• [Data]:
::::::::

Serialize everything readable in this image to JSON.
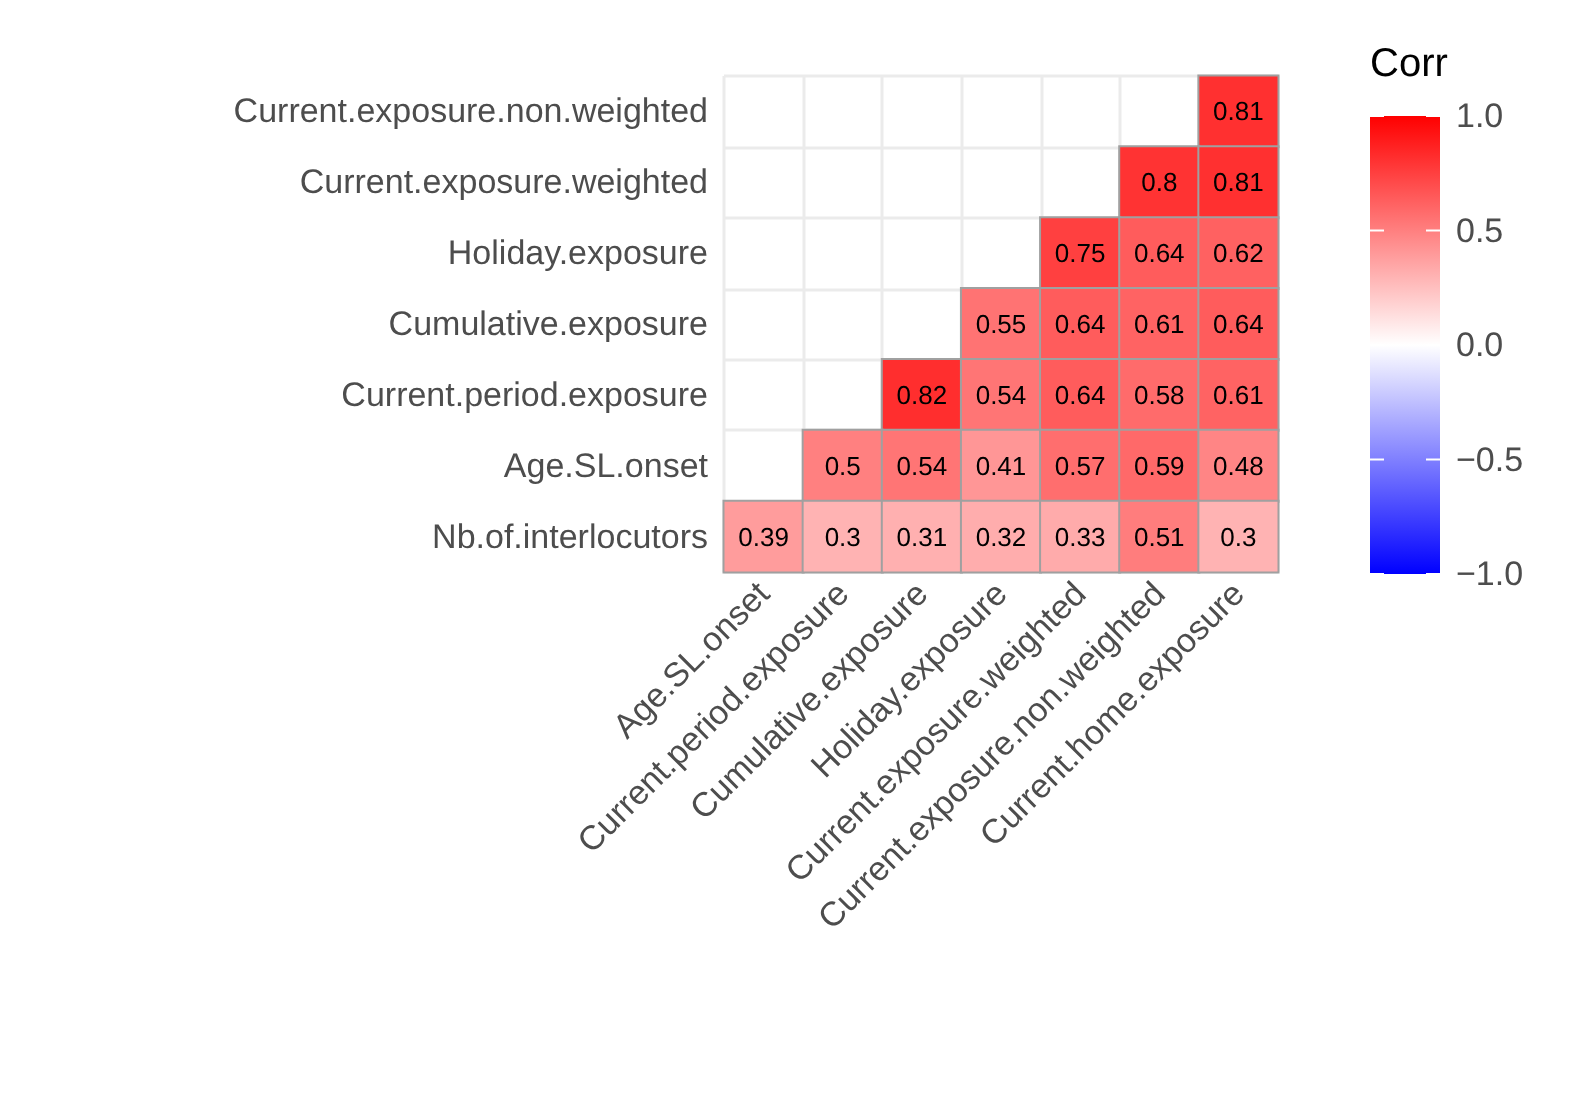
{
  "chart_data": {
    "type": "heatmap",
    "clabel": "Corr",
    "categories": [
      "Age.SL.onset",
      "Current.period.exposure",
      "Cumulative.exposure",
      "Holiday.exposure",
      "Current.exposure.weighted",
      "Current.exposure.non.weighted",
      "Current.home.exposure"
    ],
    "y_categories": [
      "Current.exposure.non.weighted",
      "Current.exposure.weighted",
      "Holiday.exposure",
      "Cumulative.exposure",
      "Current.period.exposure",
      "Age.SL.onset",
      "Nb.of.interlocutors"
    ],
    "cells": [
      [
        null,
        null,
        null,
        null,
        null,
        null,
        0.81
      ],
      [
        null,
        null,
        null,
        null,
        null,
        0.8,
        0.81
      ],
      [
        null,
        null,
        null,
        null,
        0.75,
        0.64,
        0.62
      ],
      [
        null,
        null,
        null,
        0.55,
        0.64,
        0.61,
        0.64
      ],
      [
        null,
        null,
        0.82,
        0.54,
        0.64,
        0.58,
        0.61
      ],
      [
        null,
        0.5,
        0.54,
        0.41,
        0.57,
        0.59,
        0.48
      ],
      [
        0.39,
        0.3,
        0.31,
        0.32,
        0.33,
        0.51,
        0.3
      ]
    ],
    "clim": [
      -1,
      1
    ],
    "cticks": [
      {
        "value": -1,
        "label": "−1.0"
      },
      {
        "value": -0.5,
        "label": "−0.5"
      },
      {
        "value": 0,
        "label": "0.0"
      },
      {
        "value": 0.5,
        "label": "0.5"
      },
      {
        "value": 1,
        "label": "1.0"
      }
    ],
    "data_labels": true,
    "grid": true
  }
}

::::::::

• [Exercise task]:
Write the full listing out again with every line unchanged, but include no pictures.

• [Correct result]:
Serialize everything readable in this image to JSON.
{
  "chart_data": {
    "type": "heatmap",
    "clabel": "Corr",
    "categories": [
      "Age.SL.onset",
      "Current.period.exposure",
      "Cumulative.exposure",
      "Holiday.exposure",
      "Current.exposure.weighted",
      "Current.exposure.non.weighted",
      "Current.home.exposure"
    ],
    "y_categories": [
      "Current.exposure.non.weighted",
      "Current.exposure.weighted",
      "Holiday.exposure",
      "Cumulative.exposure",
      "Current.period.exposure",
      "Age.SL.onset",
      "Nb.of.interlocutors"
    ],
    "cells": [
      [
        null,
        null,
        null,
        null,
        null,
        null,
        0.81
      ],
      [
        null,
        null,
        null,
        null,
        null,
        0.8,
        0.81
      ],
      [
        null,
        null,
        null,
        null,
        0.75,
        0.64,
        0.62
      ],
      [
        null,
        null,
        null,
        0.55,
        0.64,
        0.61,
        0.64
      ],
      [
        null,
        null,
        0.82,
        0.54,
        0.64,
        0.58,
        0.61
      ],
      [
        null,
        0.5,
        0.54,
        0.41,
        0.57,
        0.59,
        0.48
      ],
      [
        0.39,
        0.3,
        0.31,
        0.32,
        0.33,
        0.51,
        0.3
      ]
    ],
    "clim": [
      -1,
      1
    ],
    "cticks": [
      {
        "value": -1,
        "label": "−1.0"
      },
      {
        "value": -0.5,
        "label": "−0.5"
      },
      {
        "value": 0,
        "label": "0.0"
      },
      {
        "value": 0.5,
        "label": "0.5"
      },
      {
        "value": 1,
        "label": "1.0"
      }
    ],
    "data_labels": true,
    "grid": true
  }
}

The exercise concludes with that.